TASK REQUIREMENTS:
Locate each line holding the string "shimcha" and copy it.

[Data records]
-=-=-=-=-

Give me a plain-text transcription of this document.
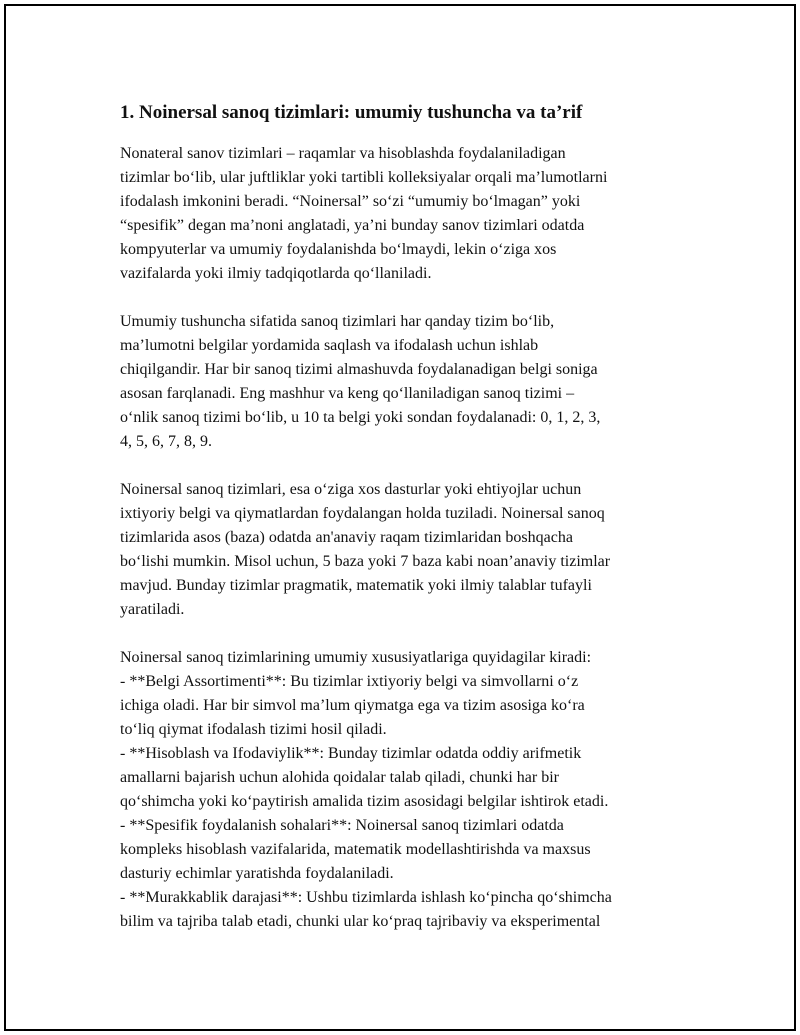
1. Noinersal sanoq tizimlari: umumiy tushuncha va ta’rif
Nonateral sanov tizimlari – raqamlar va hisoblashda foydalaniladigan
tizimlar bo‘lib, ular juftliklar yoki tartibli kolleksiyalar orqali ma’lumotlarni
ifodalash imkonini beradi. “Noinersal” so‘zi “umumiy bo‘lmagan” yoki
“spesifik” degan ma’noni anglatadi, ya’ni bunday sanov tizimlari odatda
kompyuterlar va umumiy foydalanishda bo‘lmaydi, lekin o‘ziga xos
vazifalarda yoki ilmiy tadqiqotlarda qo‘llaniladi.
Umumiy tushuncha sifatida sanoq tizimlari har qanday tizim bo‘lib,
ma’lumotni belgilar yordamida saqlash va ifodalash uchun ishlab
chiqilgandir. Har bir sanoq tizimi almashuvda foydalanadigan belgi soniga
asosan farqlanadi. Eng mashhur va keng qo‘llaniladigan sanoq tizimi –
o‘nlik sanoq tizimi bo‘lib, u 10 ta belgi yoki sondan foydalanadi: 0, 1, 2, 3,
4, 5, 6, 7, 8, 9.
Noinersal sanoq tizimlari, esa o‘ziga xos dasturlar yoki ehtiyojlar uchun
ixtiyoriy belgi va qiymatlardan foydalangan holda tuziladi. Noinersal sanoq
tizimlarida asos (baza) odatda an'anaviy raqam tizimlaridan boshqacha
bo‘lishi mumkin. Misol uchun, 5 baza yoki 7 baza kabi noan’anaviy tizimlar
mavjud. Bunday tizimlar pragmatik, matematik yoki ilmiy talablar tufayli
yaratiladi.
Noinersal sanoq tizimlarining umumiy xususiyatlariga quyidagilar kiradi:
- **Belgi Assortimenti**: Bu tizimlar ixtiyoriy belgi va simvollarni o‘z
ichiga oladi. Har bir simvol ma’lum qiymatga ega va tizim asosiga ko‘ra
to‘liq qiymat ifodalash tizimi hosil qiladi.
- **Hisoblash va Ifodaviylik**: Bunday tizimlar odatda oddiy arifmetik
amallarni bajarish uchun alohida qoidalar talab qiladi, chunki har bir
qo‘shimcha yoki ko‘paytirish amalida tizim asosidagi belgilar ishtirok etadi.
- **Spesifik foydalanish sohalari**: Noinersal sanoq tizimlari odatda
kompleks hisoblash vazifalarida, matematik modellashtirishda va maxsus
dasturiy echimlar yaratishda foydalaniladi.
- **Murakkablik darajasi**: Ushbu tizimlarda ishlash ko‘pincha qo‘shimcha
bilim va tajriba talab etadi, chunki ular ko‘praq tajribaviy va eksperimental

-=-=-=-=-

OUTPUT:
qo‘shimcha yoki ko‘paytirish amalida tizim asosidagi belgilar ishtirok etadi.
- **Murakkablik darajasi**: Ushbu tizimlarda ishlash ko‘pincha qo‘shimcha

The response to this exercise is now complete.